▸ **Written instruction**: Reproduce the listing word for word, leaving every picture behind.

▸ **Extracted material**:
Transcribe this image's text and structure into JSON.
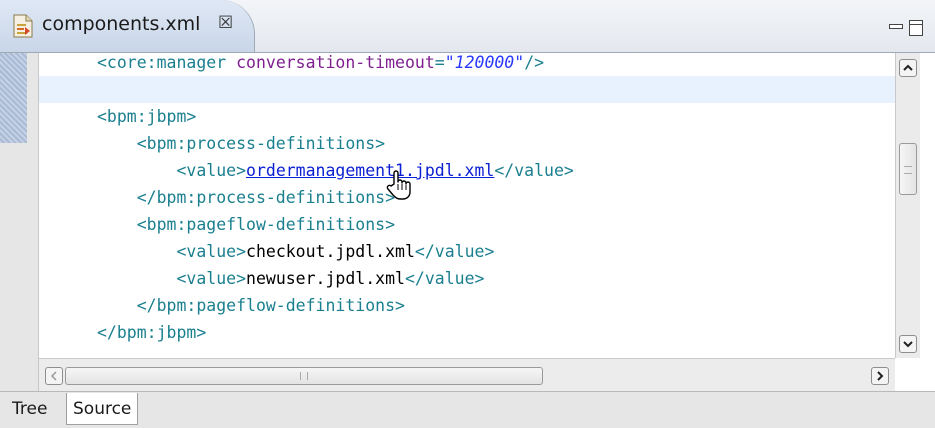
{
  "editor_tab": {
    "title": "components.xml",
    "close_glyph": "☒"
  },
  "code_lines": [
    {
      "parts": [
        {
          "cls": "tag",
          "text": "<core:manager "
        },
        {
          "cls": "attr",
          "text": "conversation-timeout"
        },
        {
          "cls": "tag",
          "text": "="
        },
        {
          "cls": "val",
          "text": "\"120000\""
        },
        {
          "cls": "tag",
          "text": "/>"
        }
      ]
    },
    {
      "parts": []
    },
    {
      "parts": [
        {
          "cls": "tag",
          "text": "<bpm:jbpm>"
        }
      ]
    },
    {
      "parts": [
        {
          "cls": "tag",
          "text": "    <bpm:process-definitions>"
        }
      ]
    },
    {
      "parts": [
        {
          "cls": "tag",
          "text": "        <value>"
        },
        {
          "cls": "link",
          "text": "ordermanagement1.jpdl.xml"
        },
        {
          "cls": "tag",
          "text": "</value>"
        }
      ]
    },
    {
      "parts": [
        {
          "cls": "tag",
          "text": "    </bpm:process-definitions>"
        }
      ]
    },
    {
      "parts": [
        {
          "cls": "tag",
          "text": "    <bpm:pageflow-definitions>"
        }
      ]
    },
    {
      "parts": [
        {
          "cls": "tag",
          "text": "        <value>"
        },
        {
          "cls": "txt",
          "text": "checkout.jpdl.xml"
        },
        {
          "cls": "tag",
          "text": "</value>"
        }
      ]
    },
    {
      "parts": [
        {
          "cls": "tag",
          "text": "        <value>"
        },
        {
          "cls": "txt",
          "text": "newuser.jpdl.xml"
        },
        {
          "cls": "tag",
          "text": "</value>"
        }
      ]
    },
    {
      "parts": [
        {
          "cls": "tag",
          "text": "    </bpm:pageflow-definitions>"
        }
      ]
    },
    {
      "parts": [
        {
          "cls": "tag",
          "text": "</bpm:jbpm>"
        }
      ]
    }
  ],
  "bottom_tabs": {
    "tree": "Tree",
    "source": "Source",
    "active": "Source"
  },
  "colors": {
    "tag": "#1a7f8f",
    "attribute": "#7f1f8f",
    "attribute_value": "#2a39ff",
    "current_line": "#e8f2fe"
  },
  "icons": {
    "file": "xml-file-icon",
    "cursor": "hand-pointer-icon"
  }
}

▸ **Solution to this problem**:
Transcribe this image's text and structure into JSON.
{
  "editor_tab": {
    "title": "components.xml",
    "close_glyph": "☒"
  },
  "code_lines": [
    {
      "parts": [
        {
          "cls": "tag",
          "text": "<core:manager "
        },
        {
          "cls": "attr",
          "text": "conversation-timeout"
        },
        {
          "cls": "tag",
          "text": "="
        },
        {
          "cls": "val",
          "text": "\"120000\""
        },
        {
          "cls": "tag",
          "text": "/>"
        }
      ]
    },
    {
      "parts": []
    },
    {
      "parts": [
        {
          "cls": "tag",
          "text": "<bpm:jbpm>"
        }
      ]
    },
    {
      "parts": [
        {
          "cls": "tag",
          "text": "    <bpm:process-definitions>"
        }
      ]
    },
    {
      "parts": [
        {
          "cls": "tag",
          "text": "        <value>"
        },
        {
          "cls": "link",
          "text": "ordermanagement1.jpdl.xml"
        },
        {
          "cls": "tag",
          "text": "</value>"
        }
      ]
    },
    {
      "parts": [
        {
          "cls": "tag",
          "text": "    </bpm:process-definitions>"
        }
      ]
    },
    {
      "parts": [
        {
          "cls": "tag",
          "text": "    <bpm:pageflow-definitions>"
        }
      ]
    },
    {
      "parts": [
        {
          "cls": "tag",
          "text": "        <value>"
        },
        {
          "cls": "txt",
          "text": "checkout.jpdl.xml"
        },
        {
          "cls": "tag",
          "text": "</value>"
        }
      ]
    },
    {
      "parts": [
        {
          "cls": "tag",
          "text": "        <value>"
        },
        {
          "cls": "txt",
          "text": "newuser.jpdl.xml"
        },
        {
          "cls": "tag",
          "text": "</value>"
        }
      ]
    },
    {
      "parts": [
        {
          "cls": "tag",
          "text": "    </bpm:pageflow-definitions>"
        }
      ]
    },
    {
      "parts": [
        {
          "cls": "tag",
          "text": "</bpm:jbpm>"
        }
      ]
    }
  ],
  "bottom_tabs": {
    "tree": "Tree",
    "source": "Source",
    "active": "Source"
  },
  "colors": {
    "tag": "#1a7f8f",
    "attribute": "#7f1f8f",
    "attribute_value": "#2a39ff",
    "current_line": "#e8f2fe"
  },
  "icons": {
    "file": "xml-file-icon",
    "cursor": "hand-pointer-icon"
  }
}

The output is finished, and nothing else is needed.